▸ **Task instructions**:
1. Please print, without changes, the lines of the records between the line holding "Detect and localize" and the line holding "y-tick-label: 1.80: [64, 70, 93, 87]", inclusive.
2. Carry on the forum thread about Spark window functions and webrequest registration counts from the point where it stops.

I'd rather use and explicit year = 2019 and month = 10 and day = 14 and hour = 0 to prevent this kind of error.

  • When using windowing functions, is there a reason to have chosen Window.partitionBy().orderBy(F.col('user_id'),F.col('ts')) instead of Window.partitionBy(F.col('user_id')).orderBy(F.col('ts')) ? this prevent spark to have to sort the full dataset group-by is cheaper than sorting) and simplifies the check at aggregation time:
.withColumn('logged_in_next', F.when( F.col('user_id') == F.lag('user_id',count=-1).over(w_user_ts), F.lag('logged_in',count=-1).over(w_user_ts)).otherwise(0))

becomes:

.withColumn('logged_in_next', F.coalesce(F.lead('logged_in',1).over(w_user_ts), 0))

I also changed lag(xx, -1) to lead(xx, 1) that I find less misleading.

  • Finally I like very much the use of windowing functions but they are resource expensive. Depending on how much data you'll need to process (timewise and columnwise) they may fail. In that case, the solution is to process standalone dataframes and join them as you've done with user_df (but let's keep them as long as they work :).

Please ping me if you have questions!

Change of formatting in webrequest logs?

When looking at the number of registration events over time, I find that there are between 100-200 events per hour.
However, at some point this number drops to exaclty 0 on 2019-07-23.
See plot here:

number-registration.png (348×735 px, 26 KB)

Was there a change in how the webrequest data is formatted? e.g. how projects are coded (I focus on english wikipedia via normalized host)
Was there a change in mediawiki-software, e.g. page_title of the create-account page?

These are the most important parameters

## shortcut for page-title
.withColumn('page_title', F.col('pageview_info.page_title') )
## logged_in 0/1
.withColumn('logged_in', F.coalesce(F.col('x_analytics_map.loggedIn'),F.lit(0)) )
## page create account
.withColumn('page_create_account',page_create_account)

## select time partition via windows
.where(row_timestamp >= ts_start)
.where(row_timestamp < ts_end)

## select wiki project
.where( F.col('normalized_host.project_family') == "wikipedia" )
.where( F.col('normalized_host.project') == "en" )

## only requests marked as pageviews
.where( F.col('is_pageview') == 1 )
## user: desktop/mobile/mobile app; isaac filters != mobile app
.where( F.col('access_method') != "mobile app" )
## unclear yet; done by isaac
.where( F.col('webrequest_source') ==  'text' )

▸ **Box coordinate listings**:
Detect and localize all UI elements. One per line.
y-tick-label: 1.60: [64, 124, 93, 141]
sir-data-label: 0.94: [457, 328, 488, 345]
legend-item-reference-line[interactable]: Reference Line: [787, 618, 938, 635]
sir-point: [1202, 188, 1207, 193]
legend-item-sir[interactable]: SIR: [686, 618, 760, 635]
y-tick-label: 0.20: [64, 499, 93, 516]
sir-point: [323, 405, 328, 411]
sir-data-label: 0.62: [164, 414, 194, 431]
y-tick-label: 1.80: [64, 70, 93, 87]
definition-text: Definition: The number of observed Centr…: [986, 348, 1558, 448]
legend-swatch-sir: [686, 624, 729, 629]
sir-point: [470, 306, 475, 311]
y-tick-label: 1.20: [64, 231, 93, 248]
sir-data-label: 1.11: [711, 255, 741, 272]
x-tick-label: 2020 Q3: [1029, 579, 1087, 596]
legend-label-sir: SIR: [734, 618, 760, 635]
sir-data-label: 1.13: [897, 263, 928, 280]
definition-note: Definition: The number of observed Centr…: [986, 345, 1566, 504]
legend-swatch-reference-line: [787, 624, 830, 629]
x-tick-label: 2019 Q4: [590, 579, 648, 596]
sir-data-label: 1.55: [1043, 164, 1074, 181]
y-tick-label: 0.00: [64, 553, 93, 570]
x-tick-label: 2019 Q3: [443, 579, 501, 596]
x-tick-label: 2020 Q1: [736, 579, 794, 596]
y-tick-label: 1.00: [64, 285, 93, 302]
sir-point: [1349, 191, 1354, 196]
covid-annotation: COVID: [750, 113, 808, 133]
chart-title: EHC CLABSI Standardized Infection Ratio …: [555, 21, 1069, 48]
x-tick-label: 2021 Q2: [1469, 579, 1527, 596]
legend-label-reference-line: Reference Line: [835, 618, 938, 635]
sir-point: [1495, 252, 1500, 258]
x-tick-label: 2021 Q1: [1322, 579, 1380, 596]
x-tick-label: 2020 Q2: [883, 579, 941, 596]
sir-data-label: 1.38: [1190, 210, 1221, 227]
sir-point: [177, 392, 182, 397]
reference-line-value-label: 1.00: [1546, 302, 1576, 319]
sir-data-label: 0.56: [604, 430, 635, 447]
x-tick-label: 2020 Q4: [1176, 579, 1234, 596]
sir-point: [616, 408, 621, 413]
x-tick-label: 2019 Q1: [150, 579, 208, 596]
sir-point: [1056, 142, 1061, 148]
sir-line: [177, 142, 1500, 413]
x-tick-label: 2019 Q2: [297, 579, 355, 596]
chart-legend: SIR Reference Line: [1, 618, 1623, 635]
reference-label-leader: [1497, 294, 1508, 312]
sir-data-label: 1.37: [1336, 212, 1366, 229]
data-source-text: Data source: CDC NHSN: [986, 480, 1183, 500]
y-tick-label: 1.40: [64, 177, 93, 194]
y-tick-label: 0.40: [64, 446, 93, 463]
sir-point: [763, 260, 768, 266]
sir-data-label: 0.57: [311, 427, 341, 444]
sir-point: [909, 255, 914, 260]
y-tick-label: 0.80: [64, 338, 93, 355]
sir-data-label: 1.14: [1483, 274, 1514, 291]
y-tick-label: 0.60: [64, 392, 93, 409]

...

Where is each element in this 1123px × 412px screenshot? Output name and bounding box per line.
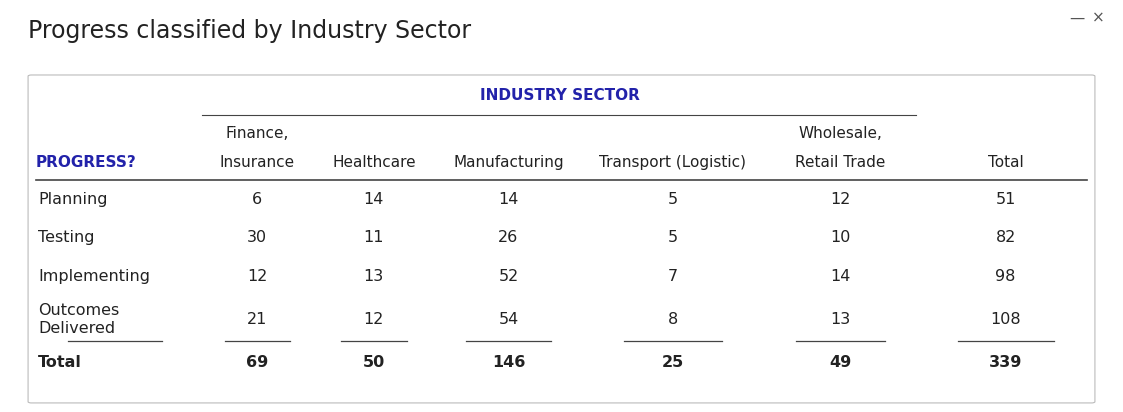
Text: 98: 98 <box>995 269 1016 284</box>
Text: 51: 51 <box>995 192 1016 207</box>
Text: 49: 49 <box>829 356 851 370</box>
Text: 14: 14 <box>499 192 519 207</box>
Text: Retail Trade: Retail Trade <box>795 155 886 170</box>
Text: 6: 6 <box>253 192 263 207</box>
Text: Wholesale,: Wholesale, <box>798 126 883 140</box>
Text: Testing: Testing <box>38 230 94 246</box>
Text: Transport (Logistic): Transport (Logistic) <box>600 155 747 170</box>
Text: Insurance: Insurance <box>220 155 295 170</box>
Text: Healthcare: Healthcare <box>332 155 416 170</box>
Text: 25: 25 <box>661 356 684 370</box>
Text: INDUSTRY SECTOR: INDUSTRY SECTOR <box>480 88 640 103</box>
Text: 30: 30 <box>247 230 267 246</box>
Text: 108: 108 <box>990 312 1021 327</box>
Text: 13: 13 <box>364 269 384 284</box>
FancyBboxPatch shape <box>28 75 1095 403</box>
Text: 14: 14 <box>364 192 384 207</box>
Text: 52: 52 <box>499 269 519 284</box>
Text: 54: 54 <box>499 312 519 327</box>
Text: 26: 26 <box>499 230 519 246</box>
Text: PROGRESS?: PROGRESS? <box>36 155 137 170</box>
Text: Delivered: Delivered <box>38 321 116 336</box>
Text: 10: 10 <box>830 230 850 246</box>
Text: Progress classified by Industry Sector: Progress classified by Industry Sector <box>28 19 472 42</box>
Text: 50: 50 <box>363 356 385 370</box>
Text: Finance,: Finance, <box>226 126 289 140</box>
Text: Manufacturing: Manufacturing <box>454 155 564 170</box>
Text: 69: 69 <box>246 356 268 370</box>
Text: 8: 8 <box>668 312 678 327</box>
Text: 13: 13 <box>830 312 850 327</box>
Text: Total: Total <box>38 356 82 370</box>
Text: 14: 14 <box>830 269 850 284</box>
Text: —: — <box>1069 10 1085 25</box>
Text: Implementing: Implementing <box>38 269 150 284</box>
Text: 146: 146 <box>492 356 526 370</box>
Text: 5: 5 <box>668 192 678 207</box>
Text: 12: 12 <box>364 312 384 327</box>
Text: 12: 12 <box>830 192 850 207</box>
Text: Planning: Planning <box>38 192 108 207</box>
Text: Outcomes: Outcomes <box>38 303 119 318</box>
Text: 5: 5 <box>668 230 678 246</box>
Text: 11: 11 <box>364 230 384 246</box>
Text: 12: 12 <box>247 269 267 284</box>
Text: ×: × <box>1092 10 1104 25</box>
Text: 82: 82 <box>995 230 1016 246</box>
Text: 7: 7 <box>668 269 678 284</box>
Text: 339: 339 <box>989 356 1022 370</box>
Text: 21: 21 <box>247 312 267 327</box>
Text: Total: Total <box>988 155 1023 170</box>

▸ **The results**:
1.
Detect and localize all UI elements. One per line.
y-tick-label: 1.60: [64, 124, 93, 141]
sir-data-label: 0.94: [457, 328, 488, 345]
legend-item-reference-line[interactable]: Reference Line: [787, 618, 938, 635]
sir-point: [1202, 188, 1207, 193]
legend-item-sir[interactable]: SIR: [686, 618, 760, 635]
y-tick-label: 0.20: [64, 499, 93, 516]
sir-point: [323, 405, 328, 411]
sir-data-label: 0.62: [164, 414, 194, 431]
y-tick-label: 1.80: [64, 70, 93, 87]

2.
with

date_start = datetime.datetime(2019, 7, 20, 0)
date_end = datetime.datetime(2019, 7, 27, 0)


ts_start = calendar.timegm(date_start.timetuple())
ts_end = calendar.timegm(date_end.timetuple())

row_timestamp = F.unix_timestamp(F.concat(
    F.col('year'), F.lit('-'), F.col('month'), F.lit('-'), F.col('day'), 
    F.lit(' '), F.col('hour'), F.lit(':00:00')))

@JAllemandou Any idea what is going on?

Unhelpful comment below -- (I don't know why things changed)
This is why using webrequest for this kind of thing is difficult! The HTTP request patterns you are querying for are not designed to be searched for e.g. logins; if developers change the way log ins work, the HTTP pattern might change.

+1 to @ottomatas's comment, webrequest data is very limited for this type of research. Mediawiki does not change dramatically frequently but it does change every time there is a release. Have in mind that login urls do not need to be backwards compatible.

Edit, correcting link to mediawiki releases:

https://www.mediawiki.org/wiki/MediaWiki_1.33#Subpages

I have an explanation for you @MGerlach, and will try to show you how I have found it:

This means we have on purpose removed the pageview flag from the page you're after. ou can still find it, but need to rely on uri_path field without is_pageview being true.

That is fantastic @JAllemandou
I was suspecting something along these lines but it was not sure where/how to track those changes.
Should be possible to fix now.
Thanks a lot.

@leila : Indeed doc is available, but in https://wikitech.wikimedia.org/wiki/Analytics/Data_Lake/Traffic/Pageview_hourly, not in webrequest page. I wonder if we should n't always add lines to both (I usually do, but we don't have it team formalized)

@JAllemandou I see. I now see that you had already linked to the Pageview_hourly page in the section I linked to. I had missed that link. sorry. No need to update the table I linked to, imo. Thanks!

Control group

Aim: Query the reading sessions of users that did not create a new account (i.e. those users which did not login at any point during the time-window of focus).
Obviously, the number of these users is much larger. Therefore, we want to subsample a subset of the same (or at least comparable size as the new-user data).

Approach: Essentially I am applying a filter on the webrequest-df on the user-id field with a given number of users (not very large) such that the resulting dataframe contains perhaps 5000 rows.

First, I filter only users that were never logged-in during their session:

## user-id and partition over users
user_id = F.hash(F.concat(F.col('client_ip'),F.lit('-'),F.col('user_agent')))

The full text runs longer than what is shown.